• WHAT THIS TASK INVOLVES: Transcribe the material exactly. Images do not belong in the copy.

• RECORDED DATA:
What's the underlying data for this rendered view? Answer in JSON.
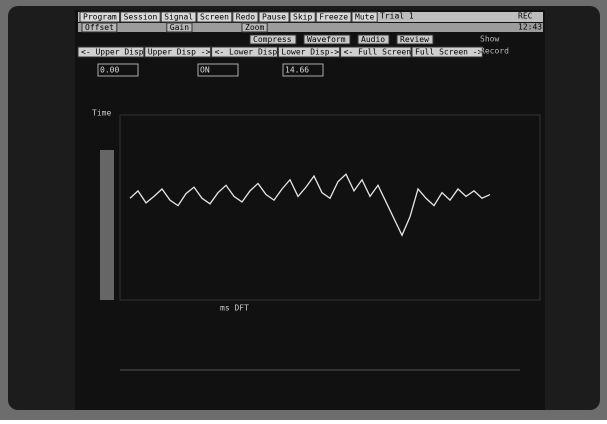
{
  "menu": [
    "Program",
    "Session",
    "Signal",
    "Screen",
    "Redo",
    "Pause",
    "Skip",
    "Freeze",
    "Mute"
  ],
  "trial": "Trial 1",
  "status": "REC",
  "toolbar": [
    "Offset",
    "Gain",
    "Zoom"
  ],
  "clock": "12:43",
  "buttons": [
    "Compress",
    "Waveform",
    "Audio",
    "Review"
  ],
  "display_buttons": [
    "<- Upper Disp",
    "Upper Disp ->",
    "<- Lower Disp",
    "Lower Disp->",
    "<- Full Screen",
    "Full Screen ->"
  ],
  "side": [
    "Show",
    "Record"
  ],
  "readouts": [
    "0.00",
    "ON",
    "14.66"
  ],
  "plot": {
    "ylabel": "Time",
    "xlabel": "ms DFT",
    "ylim": [
      -1,
      1
    ],
    "values": [
      0.1,
      0.18,
      0.05,
      0.12,
      0.2,
      0.08,
      0.02,
      0.15,
      0.22,
      0.1,
      0.04,
      0.16,
      0.24,
      0.12,
      0.06,
      0.18,
      0.26,
      0.14,
      0.08,
      0.2,
      0.3,
      0.12,
      0.22,
      0.34,
      0.16,
      0.1,
      0.28,
      0.36,
      0.18,
      0.3,
      0.12,
      0.24,
      0.06,
      -0.12,
      -0.3,
      -0.1,
      0.2,
      0.1,
      0.02,
      0.16,
      0.08,
      0.2,
      0.12,
      0.18,
      0.1,
      0.14
    ]
  }
}
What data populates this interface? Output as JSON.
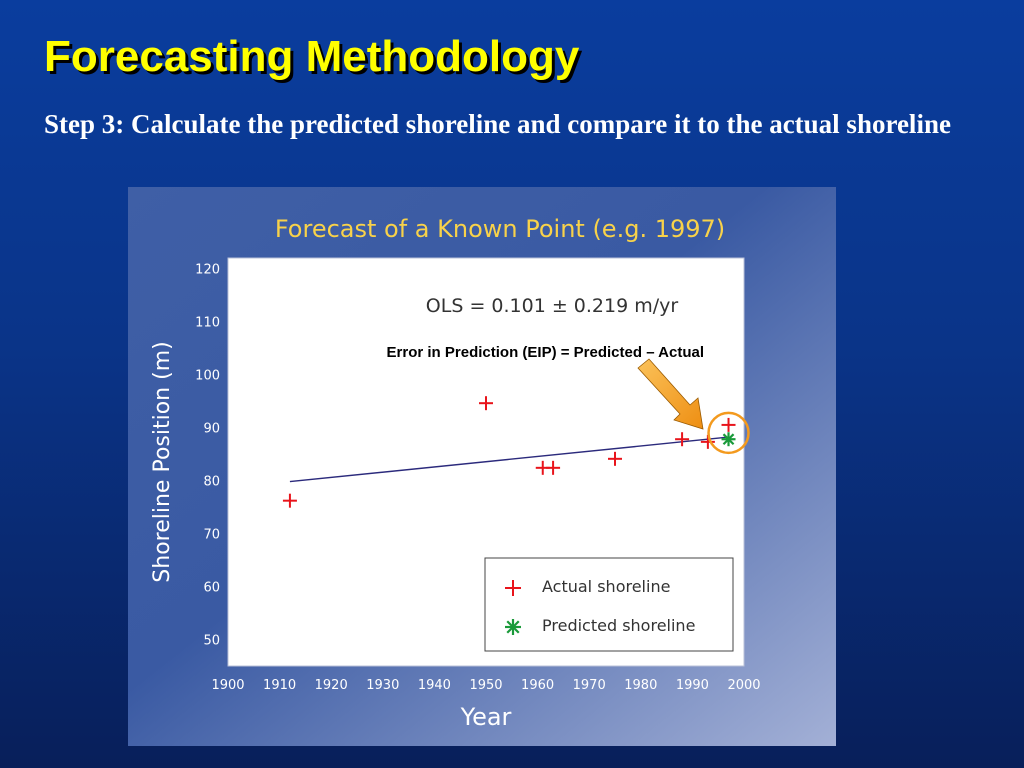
{
  "slide": {
    "title": "Forecasting Methodology",
    "subtitle": "Step 3:  Calculate the predicted shoreline and compare it to the actual shoreline"
  },
  "chart_data": {
    "type": "scatter",
    "title": "Forecast of a Known Point (e.g. 1997)",
    "xlabel": "Year",
    "ylabel": "Shoreline Position (m)",
    "xlim": [
      1900,
      2000
    ],
    "ylim": [
      45,
      122
    ],
    "x_ticks": [
      1900,
      1910,
      1920,
      1930,
      1940,
      1950,
      1960,
      1970,
      1980,
      1990,
      2000
    ],
    "y_ticks": [
      50,
      60,
      70,
      80,
      90,
      100,
      110,
      120
    ],
    "grid": false,
    "legend_position": "bottom-right",
    "annotations": {
      "ols": "OLS = 0.101 ± 0.219 m/yr",
      "eip": "Error in Prediction (EIP) = Predicted – Actual"
    },
    "series": [
      {
        "name": "Actual shoreline",
        "marker": "plus",
        "color": "#e8141b",
        "points": [
          {
            "x": 1912,
            "y": 76.2
          },
          {
            "x": 1950,
            "y": 94.6
          },
          {
            "x": 1961,
            "y": 82.4
          },
          {
            "x": 1963,
            "y": 82.4
          },
          {
            "x": 1975,
            "y": 84.1
          },
          {
            "x": 1988,
            "y": 87.8
          },
          {
            "x": 1993,
            "y": 87.3
          },
          {
            "x": 1997,
            "y": 90.5
          }
        ]
      },
      {
        "name": "Predicted shoreline",
        "marker": "asterisk",
        "color": "#1a9a3a",
        "points": [
          {
            "x": 1997,
            "y": 87.8
          }
        ]
      }
    ],
    "regression_line": {
      "color": "#2b2a7c",
      "from": {
        "x": 1912,
        "y": 79.8
      },
      "to": {
        "x": 1997,
        "y": 88.2
      }
    },
    "highlight_circle": {
      "x": 1997,
      "y": 89.0,
      "color": "#f39a1e"
    },
    "arrow_color": "#f39a1e"
  }
}
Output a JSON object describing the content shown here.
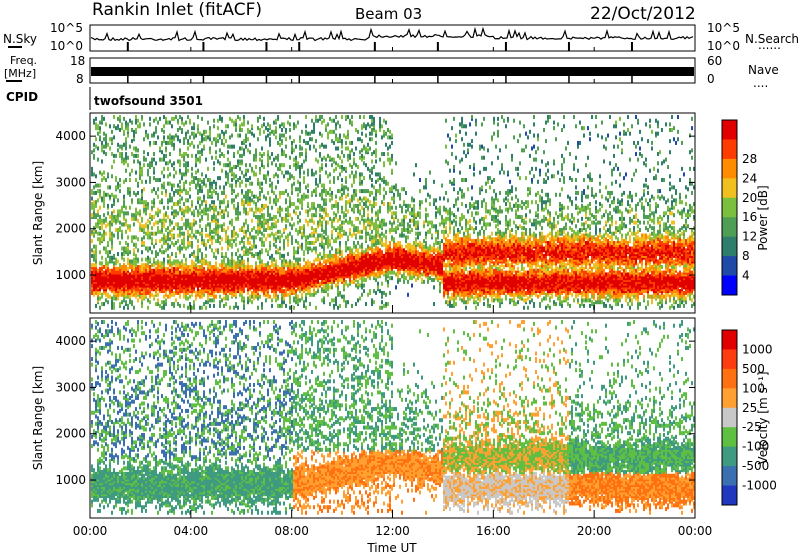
{
  "header": {
    "station": "Rankin Inlet (fitACF)",
    "beam": "Beam 03",
    "date": "22/Oct/2012"
  },
  "left_labels": {
    "nsky": "N.Sky",
    "freq_a": "Freq.",
    "freq_b": "[MHz]",
    "cpid": "CPID"
  },
  "right_labels": {
    "nsearch": "N.Search",
    "nsearch_dots": "......",
    "nave": "Nave",
    "nave_dots": "...."
  },
  "cpid_text": "twofsound 3501",
  "chart_data": [
    {
      "type": "line",
      "name": "noise",
      "left_ticks": [
        "10^5",
        "10^0"
      ],
      "right_ticks": [
        "10^5",
        "10^0"
      ]
    },
    {
      "type": "line",
      "name": "frequency",
      "left_ticks": [
        "18",
        "8"
      ],
      "right_ticks": [
        "60",
        "0"
      ]
    },
    {
      "type": "heatmap",
      "name": "power",
      "ylabel": "Slant Range [km]",
      "yticks": [
        1000,
        2000,
        3000,
        4000
      ],
      "ylim": [
        180,
        4500
      ],
      "xlim": [
        0,
        24
      ],
      "colorbar": {
        "label": "Power [dB]",
        "ticks": [
          "4",
          "8",
          "12",
          "16",
          "20",
          "24",
          "28"
        ],
        "colors": [
          "#0000ff",
          "#1f4aa8",
          "#2f7e6c",
          "#4f9e55",
          "#7bbf3e",
          "#f0c020",
          "#ff8c00",
          "#ff3c00",
          "#e00000"
        ]
      }
    },
    {
      "type": "heatmap",
      "name": "velocity",
      "ylabel": "Slant Range [km]",
      "yticks": [
        1000,
        2000,
        3000,
        4000
      ],
      "ylim": [
        180,
        4500
      ],
      "xlim": [
        0,
        24
      ],
      "colorbar": {
        "label": "Velocity [m s⁻¹]",
        "ticks": [
          "1000",
          "500",
          "100",
          "25",
          "-25",
          "-100",
          "-500",
          "-1000"
        ],
        "colors": [
          "#2038c0",
          "#3a6fb0",
          "#3e9a80",
          "#5fbf40",
          "#c8c8c8",
          "#ffa030",
          "#ff7010",
          "#ff3c10",
          "#e00000"
        ]
      }
    }
  ],
  "xaxis": {
    "label": "Time UT",
    "ticks": [
      "00:00",
      "04:00",
      "08:00",
      "12:00",
      "16:00",
      "20:00",
      "00:00"
    ]
  }
}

• EXERCISE RESULT:
What's the underlying data for this rendered view? Answer in JSON.
{
  "menu": [
    "Program",
    "Session",
    "Signal",
    "Screen",
    "Redo",
    "Pause",
    "Skip",
    "Freeze",
    "Mute"
  ],
  "trial": "Trial 1",
  "status": "REC",
  "toolbar": [
    "Offset",
    "Gain",
    "Zoom"
  ],
  "clock": "12:43",
  "buttons": [
    "Compress",
    "Waveform",
    "Audio",
    "Review"
  ],
  "display_buttons": [
    "<- Upper Disp",
    "Upper Disp ->",
    "<- Lower Disp",
    "Lower Disp->",
    "<- Full Screen",
    "Full Screen ->"
  ],
  "side": [
    "Show",
    "Record"
  ],
  "readouts": [
    "0.00",
    "ON",
    "14.66"
  ],
  "plot": {
    "ylabel": "Time",
    "xlabel": "ms DFT",
    "ylim": [
      -1,
      1
    ],
    "values": [
      0.1,
      0.18,
      0.05,
      0.12,
      0.2,
      0.08,
      0.02,
      0.15,
      0.22,
      0.1,
      0.04,
      0.16,
      0.24,
      0.12,
      0.06,
      0.18,
      0.26,
      0.14,
      0.08,
      0.2,
      0.3,
      0.12,
      0.22,
      0.34,
      0.16,
      0.1,
      0.28,
      0.36,
      0.18,
      0.3,
      0.12,
      0.24,
      0.06,
      -0.12,
      -0.3,
      -0.1,
      0.2,
      0.1,
      0.02,
      0.16,
      0.08,
      0.2,
      0.12,
      0.18,
      0.1,
      0.14
    ]
  }
}
What data populates this interface? Output as JSON.
{
  "slide": {
    "title": "Forecasting Methodology",
    "subtitle": "Step 3:  Calculate the predicted shoreline and compare it to the actual shoreline"
  },
  "chart_data": {
    "type": "scatter",
    "title": "Forecast of a Known Point (e.g. 1997)",
    "xlabel": "Year",
    "ylabel": "Shoreline Position (m)",
    "xlim": [
      1900,
      2000
    ],
    "ylim": [
      45,
      122
    ],
    "x_ticks": [
      1900,
      1910,
      1920,
      1930,
      1940,
      1950,
      1960,
      1970,
      1980,
      1990,
      2000
    ],
    "y_ticks": [
      50,
      60,
      70,
      80,
      90,
      100,
      110,
      120
    ],
    "grid": false,
    "legend_position": "bottom-right",
    "annotations": {
      "ols": "OLS = 0.101 ± 0.219 m/yr",
      "eip": "Error in Prediction (EIP) = Predicted – Actual"
    },
    "series": [
      {
        "name": "Actual shoreline",
        "marker": "plus",
        "color": "#e8141b",
        "points": [
          {
            "x": 1912,
            "y": 76.2
          },
          {
            "x": 1950,
            "y": 94.6
          },
          {
            "x": 1961,
            "y": 82.4
          },
          {
            "x": 1963,
            "y": 82.4
          },
          {
            "x": 1975,
            "y": 84.1
          },
          {
            "x": 1988,
            "y": 87.8
          },
          {
            "x": 1993,
            "y": 87.3
          },
          {
            "x": 1997,
            "y": 90.5
          }
        ]
      },
      {
        "name": "Predicted shoreline",
        "marker": "asterisk",
        "color": "#1a9a3a",
        "points": [
          {
            "x": 1997,
            "y": 87.8
          }
        ]
      }
    ],
    "regression_line": {
      "color": "#2b2a7c",
      "from": {
        "x": 1912,
        "y": 79.8
      },
      "to": {
        "x": 1997,
        "y": 88.2
      }
    },
    "highlight_circle": {
      "x": 1997,
      "y": 89.0,
      "color": "#f39a1e"
    },
    "arrow_color": "#f39a1e"
  }
}
Output a JSON object describing the content shown here.
{
  "header": {
    "station": "Rankin Inlet (fitACF)",
    "beam": "Beam 03",
    "date": "22/Oct/2012"
  },
  "left_labels": {
    "nsky": "N.Sky",
    "freq_a": "Freq.",
    "freq_b": "[MHz]",
    "cpid": "CPID"
  },
  "right_labels": {
    "nsearch": "N.Search",
    "nsearch_dots": "......",
    "nave": "Nave",
    "nave_dots": "...."
  },
  "cpid_text": "twofsound 3501",
  "chart_data": [
    {
      "type": "line",
      "name": "noise",
      "left_ticks": [
        "10^5",
        "10^0"
      ],
      "right_ticks": [
        "10^5",
        "10^0"
      ]
    },
    {
      "type": "line",
      "name": "frequency",
      "left_ticks": [
        "18",
        "8"
      ],
      "right_ticks": [
        "60",
        "0"
      ]
    },
    {
      "type": "heatmap",
      "name": "power",
      "ylabel": "Slant Range [km]",
      "yticks": [
        1000,
        2000,
        3000,
        4000
      ],
      "ylim": [
        180,
        4500
      ],
      "xlim": [
        0,
        24
      ],
      "colorbar": {
        "label": "Power [dB]",
        "ticks": [
          "4",
          "8",
          "12",
          "16",
          "20",
          "24",
          "28"
        ],
        "colors": [
          "#0000ff",
          "#1f4aa8",
          "#2f7e6c",
          "#4f9e55",
          "#7bbf3e",
          "#f0c020",
          "#ff8c00",
          "#ff3c00",
          "#e00000"
        ]
      }
    },
    {
      "type": "heatmap",
      "name": "velocity",
      "ylabel": "Slant Range [km]",
      "yticks": [
        1000,
        2000,
        3000,
        4000
      ],
      "ylim": [
        180,
        4500
      ],
      "xlim": [
        0,
        24
      ],
      "colorbar": {
        "label": "Velocity [m s⁻¹]",
        "ticks": [
          "1000",
          "500",
          "100",
          "25",
          "-25",
          "-100",
          "-500",
          "-1000"
        ],
        "colors": [
          "#2038c0",
          "#3a6fb0",
          "#3e9a80",
          "#5fbf40",
          "#c8c8c8",
          "#ffa030",
          "#ff7010",
          "#ff3c10",
          "#e00000"
        ]
      }
    }
  ],
  "xaxis": {
    "label": "Time UT",
    "ticks": [
      "00:00",
      "04:00",
      "08:00",
      "12:00",
      "16:00",
      "20:00",
      "00:00"
    ]
  }
}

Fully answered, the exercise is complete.